§ What you will do:
Write the data out again, exactly as given.

§ Input material:
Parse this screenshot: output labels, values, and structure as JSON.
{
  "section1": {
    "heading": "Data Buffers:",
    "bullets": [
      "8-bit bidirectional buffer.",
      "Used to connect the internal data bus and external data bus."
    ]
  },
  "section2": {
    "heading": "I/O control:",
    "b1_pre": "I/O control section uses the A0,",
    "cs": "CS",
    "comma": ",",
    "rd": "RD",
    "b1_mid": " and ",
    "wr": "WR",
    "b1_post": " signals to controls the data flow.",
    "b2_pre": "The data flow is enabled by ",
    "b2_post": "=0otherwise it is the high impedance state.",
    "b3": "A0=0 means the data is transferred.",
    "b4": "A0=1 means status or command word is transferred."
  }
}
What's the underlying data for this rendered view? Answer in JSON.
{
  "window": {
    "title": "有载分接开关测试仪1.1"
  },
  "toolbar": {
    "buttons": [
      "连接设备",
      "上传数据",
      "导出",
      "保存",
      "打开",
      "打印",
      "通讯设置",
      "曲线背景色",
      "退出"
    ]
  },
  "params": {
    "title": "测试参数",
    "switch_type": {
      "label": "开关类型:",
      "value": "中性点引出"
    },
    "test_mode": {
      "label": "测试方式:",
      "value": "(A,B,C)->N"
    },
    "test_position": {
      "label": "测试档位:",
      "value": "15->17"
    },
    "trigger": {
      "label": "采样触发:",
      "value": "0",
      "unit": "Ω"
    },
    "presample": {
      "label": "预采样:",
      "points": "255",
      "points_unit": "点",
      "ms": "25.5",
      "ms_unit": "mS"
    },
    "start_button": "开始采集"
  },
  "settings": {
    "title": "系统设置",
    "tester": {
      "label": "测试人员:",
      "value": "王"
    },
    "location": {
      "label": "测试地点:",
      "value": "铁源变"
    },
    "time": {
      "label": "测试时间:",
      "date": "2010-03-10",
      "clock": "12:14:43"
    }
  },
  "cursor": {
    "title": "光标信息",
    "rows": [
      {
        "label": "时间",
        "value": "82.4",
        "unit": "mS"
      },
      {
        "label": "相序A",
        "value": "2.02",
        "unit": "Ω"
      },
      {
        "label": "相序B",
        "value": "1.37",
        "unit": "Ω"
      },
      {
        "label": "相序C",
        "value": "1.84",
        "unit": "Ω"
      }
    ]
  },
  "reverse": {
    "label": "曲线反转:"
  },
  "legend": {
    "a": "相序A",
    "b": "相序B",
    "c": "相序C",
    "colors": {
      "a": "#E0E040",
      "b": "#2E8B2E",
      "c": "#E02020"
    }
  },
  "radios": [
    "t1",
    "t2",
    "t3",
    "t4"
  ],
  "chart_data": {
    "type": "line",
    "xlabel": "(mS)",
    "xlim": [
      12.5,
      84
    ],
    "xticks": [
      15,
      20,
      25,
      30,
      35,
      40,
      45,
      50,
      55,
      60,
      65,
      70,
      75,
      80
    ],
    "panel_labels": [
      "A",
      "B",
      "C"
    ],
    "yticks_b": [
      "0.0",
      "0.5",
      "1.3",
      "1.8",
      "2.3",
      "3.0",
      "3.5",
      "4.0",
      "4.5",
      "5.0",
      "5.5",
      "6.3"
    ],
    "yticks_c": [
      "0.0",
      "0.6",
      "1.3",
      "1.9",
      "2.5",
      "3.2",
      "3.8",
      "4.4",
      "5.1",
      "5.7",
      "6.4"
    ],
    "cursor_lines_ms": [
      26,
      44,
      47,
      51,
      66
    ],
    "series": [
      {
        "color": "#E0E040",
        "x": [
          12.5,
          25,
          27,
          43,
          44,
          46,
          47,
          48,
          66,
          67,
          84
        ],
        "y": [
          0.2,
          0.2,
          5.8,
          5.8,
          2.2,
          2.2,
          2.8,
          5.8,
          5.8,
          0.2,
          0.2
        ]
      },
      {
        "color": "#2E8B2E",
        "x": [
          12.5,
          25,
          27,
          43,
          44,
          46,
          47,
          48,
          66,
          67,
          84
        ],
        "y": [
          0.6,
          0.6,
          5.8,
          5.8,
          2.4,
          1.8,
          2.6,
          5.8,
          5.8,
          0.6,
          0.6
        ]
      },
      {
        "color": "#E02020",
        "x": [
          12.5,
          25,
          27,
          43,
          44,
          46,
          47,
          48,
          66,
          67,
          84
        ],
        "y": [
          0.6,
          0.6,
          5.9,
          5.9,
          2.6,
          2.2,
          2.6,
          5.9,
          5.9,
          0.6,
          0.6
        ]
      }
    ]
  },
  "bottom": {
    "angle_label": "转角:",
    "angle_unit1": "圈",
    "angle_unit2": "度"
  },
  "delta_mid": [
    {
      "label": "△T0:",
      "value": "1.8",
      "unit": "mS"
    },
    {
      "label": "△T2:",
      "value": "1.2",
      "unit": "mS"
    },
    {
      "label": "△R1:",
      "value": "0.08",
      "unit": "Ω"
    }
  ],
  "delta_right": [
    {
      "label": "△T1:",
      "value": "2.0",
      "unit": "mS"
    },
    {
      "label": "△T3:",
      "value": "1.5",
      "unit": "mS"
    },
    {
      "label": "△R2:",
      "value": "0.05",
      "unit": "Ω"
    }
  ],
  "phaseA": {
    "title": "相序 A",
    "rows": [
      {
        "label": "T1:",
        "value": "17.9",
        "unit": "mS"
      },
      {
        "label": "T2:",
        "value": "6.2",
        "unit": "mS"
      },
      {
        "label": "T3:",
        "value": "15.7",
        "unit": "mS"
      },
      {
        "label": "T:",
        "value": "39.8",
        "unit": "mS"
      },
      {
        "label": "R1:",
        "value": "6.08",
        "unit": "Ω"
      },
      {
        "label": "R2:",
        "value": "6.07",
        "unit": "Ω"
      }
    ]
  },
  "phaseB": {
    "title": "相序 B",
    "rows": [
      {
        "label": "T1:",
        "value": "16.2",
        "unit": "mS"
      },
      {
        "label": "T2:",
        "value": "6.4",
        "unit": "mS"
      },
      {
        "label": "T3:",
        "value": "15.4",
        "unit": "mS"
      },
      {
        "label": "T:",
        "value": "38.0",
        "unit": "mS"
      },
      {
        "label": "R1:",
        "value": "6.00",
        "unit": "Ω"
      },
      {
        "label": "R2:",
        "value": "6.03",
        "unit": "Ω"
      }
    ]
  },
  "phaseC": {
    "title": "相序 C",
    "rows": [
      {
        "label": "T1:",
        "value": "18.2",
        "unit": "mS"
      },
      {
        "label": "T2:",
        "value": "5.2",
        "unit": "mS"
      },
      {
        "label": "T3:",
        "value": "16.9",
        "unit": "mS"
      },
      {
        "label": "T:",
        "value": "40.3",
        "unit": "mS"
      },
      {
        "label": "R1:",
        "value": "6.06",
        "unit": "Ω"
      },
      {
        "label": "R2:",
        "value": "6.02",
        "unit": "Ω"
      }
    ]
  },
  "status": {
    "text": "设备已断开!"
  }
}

§ Full output:
Parse this screenshot: output labels, values, and structure as JSON.
{
  "section1": {
    "heading": "Data Buffers:",
    "bullets": [
      "8-bit bidirectional buffer.",
      "Used to connect the internal data bus and external data bus."
    ]
  },
  "section2": {
    "heading": "I/O control:",
    "b1_pre": "I/O control section uses the A0,",
    "cs": "CS",
    "comma": ",",
    "rd": "RD",
    "b1_mid": " and ",
    "wr": "WR",
    "b1_post": " signals to controls the data flow.",
    "b2_pre": "The data flow is enabled by ",
    "b2_post": "=0otherwise it is the high impedance state.",
    "b3": "A0=0 means the data is transferred.",
    "b4": "A0=1 means status or command word is transferred."
  }
}
What's the underlying data for this rendered view? Answer in JSON.
{
  "window": {
    "title": "有载分接开关测试仪1.1"
  },
  "toolbar": {
    "buttons": [
      "连接设备",
      "上传数据",
      "导出",
      "保存",
      "打开",
      "打印",
      "通讯设置",
      "曲线背景色",
      "退出"
    ]
  },
  "params": {
    "title": "测试参数",
    "switch_type": {
      "label": "开关类型:",
      "value": "中性点引出"
    },
    "test_mode": {
      "label": "测试方式:",
      "value": "(A,B,C)->N"
    },
    "test_position": {
      "label": "测试档位:",
      "value": "15->17"
    },
    "trigger": {
      "label": "采样触发:",
      "value": "0",
      "unit": "Ω"
    },
    "presample": {
      "label": "预采样:",
      "points": "255",
      "points_unit": "点",
      "ms": "25.5",
      "ms_unit": "mS"
    },
    "start_button": "开始采集"
  },
  "settings": {
    "title": "系统设置",
    "tester": {
      "label": "测试人员:",
      "value": "王"
    },
    "location": {
      "label": "测试地点:",
      "value": "铁源变"
    },
    "time": {
      "label": "测试时间:",
      "date": "2010-03-10",
      "clock": "12:14:43"
    }
  },
  "cursor": {
    "title": "光标信息",
    "rows": [
      {
        "label": "时间",
        "value": "82.4",
        "unit": "mS"
      },
      {
        "label": "相序A",
        "value": "2.02",
        "unit": "Ω"
      },
      {
        "label": "相序B",
        "value": "1.37",
        "unit": "Ω"
      },
      {
        "label": "相序C",
        "value": "1.84",
        "unit": "Ω"
      }
    ]
  },
  "reverse": {
    "label": "曲线反转:"
  },
  "legend": {
    "a": "相序A",
    "b": "相序B",
    "c": "相序C",
    "colors": {
      "a": "#E0E040",
      "b": "#2E8B2E",
      "c": "#E02020"
    }
  },
  "radios": [
    "t1",
    "t2",
    "t3",
    "t4"
  ],
  "chart_data": {
    "type": "line",
    "xlabel": "(mS)",
    "xlim": [
      12.5,
      84
    ],
    "xticks": [
      15,
      20,
      25,
      30,
      35,
      40,
      45,
      50,
      55,
      60,
      65,
      70,
      75,
      80
    ],
    "panel_labels": [
      "A",
      "B",
      "C"
    ],
    "yticks_b": [
      "0.0",
      "0.5",
      "1.3",
      "1.8",
      "2.3",
      "3.0",
      "3.5",
      "4.0",
      "4.5",
      "5.0",
      "5.5",
      "6.3"
    ],
    "yticks_c": [
      "0.0",
      "0.6",
      "1.3",
      "1.9",
      "2.5",
      "3.2",
      "3.8",
      "4.4",
      "5.1",
      "5.7",
      "6.4"
    ],
    "cursor_lines_ms": [
      26,
      44,
      47,
      51,
      66
    ],
    "series": [
      {
        "color": "#E0E040",
        "x": [
          12.5,
          25,
          27,
          43,
          44,
          46,
          47,
          48,
          66,
          67,
          84
        ],
        "y": [
          0.2,
          0.2,
          5.8,
          5.8,
          2.2,
          2.2,
          2.8,
          5.8,
          5.8,
          0.2,
          0.2
        ]
      },
      {
        "color": "#2E8B2E",
        "x": [
          12.5,
          25,
          27,
          43,
          44,
          46,
          47,
          48,
          66,
          67,
          84
        ],
        "y": [
          0.6,
          0.6,
          5.8,
          5.8,
          2.4,
          1.8,
          2.6,
          5.8,
          5.8,
          0.6,
          0.6
        ]
      },
      {
        "color": "#E02020",
        "x": [
          12.5,
          25,
          27,
          43,
          44,
          46,
          47,
          48,
          66,
          67,
          84
        ],
        "y": [
          0.6,
          0.6,
          5.9,
          5.9,
          2.6,
          2.2,
          2.6,
          5.9,
          5.9,
          0.6,
          0.6
        ]
      }
    ]
  },
  "bottom": {
    "angle_label": "转角:",
    "angle_unit1": "圈",
    "angle_unit2": "度"
  },
  "delta_mid": [
    {
      "label": "△T0:",
      "value": "1.8",
      "unit": "mS"
    },
    {
      "label": "△T2:",
      "value": "1.2",
      "unit": "mS"
    },
    {
      "label": "△R1:",
      "value": "0.08",
      "unit": "Ω"
    }
  ],
  "delta_right": [
    {
      "label": "△T1:",
      "value": "2.0",
      "unit": "mS"
    },
    {
      "label": "△T3:",
      "value": "1.5",
      "unit": "mS"
    },
    {
      "label": "△R2:",
      "value": "0.05",
      "unit": "Ω"
    }
  ],
  "phaseA": {
    "title": "相序 A",
    "rows": [
      {
        "label": "T1:",
        "value": "17.9",
        "unit": "mS"
      },
      {
        "label": "T2:",
        "value": "6.2",
        "unit": "mS"
      },
      {
        "label": "T3:",
        "value": "15.7",
        "unit": "mS"
      },
      {
        "label": "T:",
        "value": "39.8",
        "unit": "mS"
      },
      {
        "label": "R1:",
        "value": "6.08",
        "unit": "Ω"
      },
      {
        "label": "R2:",
        "value": "6.07",
        "unit": "Ω"
      }
    ]
  },
  "phaseB": {
    "title": "相序 B",
    "rows": [
      {
        "label": "T1:",
        "value": "16.2",
        "unit": "mS"
      },
      {
        "label": "T2:",
        "value": "6.4",
        "unit": "mS"
      },
      {
        "label": "T3:",
        "value": "15.4",
        "unit": "mS"
      },
      {
        "label": "T:",
        "value": "38.0",
        "unit": "mS"
      },
      {
        "label": "R1:",
        "value": "6.00",
        "unit": "Ω"
      },
      {
        "label": "R2:",
        "value": "6.03",
        "unit": "Ω"
      }
    ]
  },
  "phaseC": {
    "title": "相序 C",
    "rows": [
      {
        "label": "T1:",
        "value": "18.2",
        "unit": "mS"
      },
      {
        "label": "T2:",
        "value": "5.2",
        "unit": "mS"
      },
      {
        "label": "T3:",
        "value": "16.9",
        "unit": "mS"
      },
      {
        "label": "T:",
        "value": "40.3",
        "unit": "mS"
      },
      {
        "label": "R1:",
        "value": "6.06",
        "unit": "Ω"
      },
      {
        "label": "R2:",
        "value": "6.02",
        "unit": "Ω"
      }
    ]
  },
  "status": {
    "text": "设备已断开!"
  }
}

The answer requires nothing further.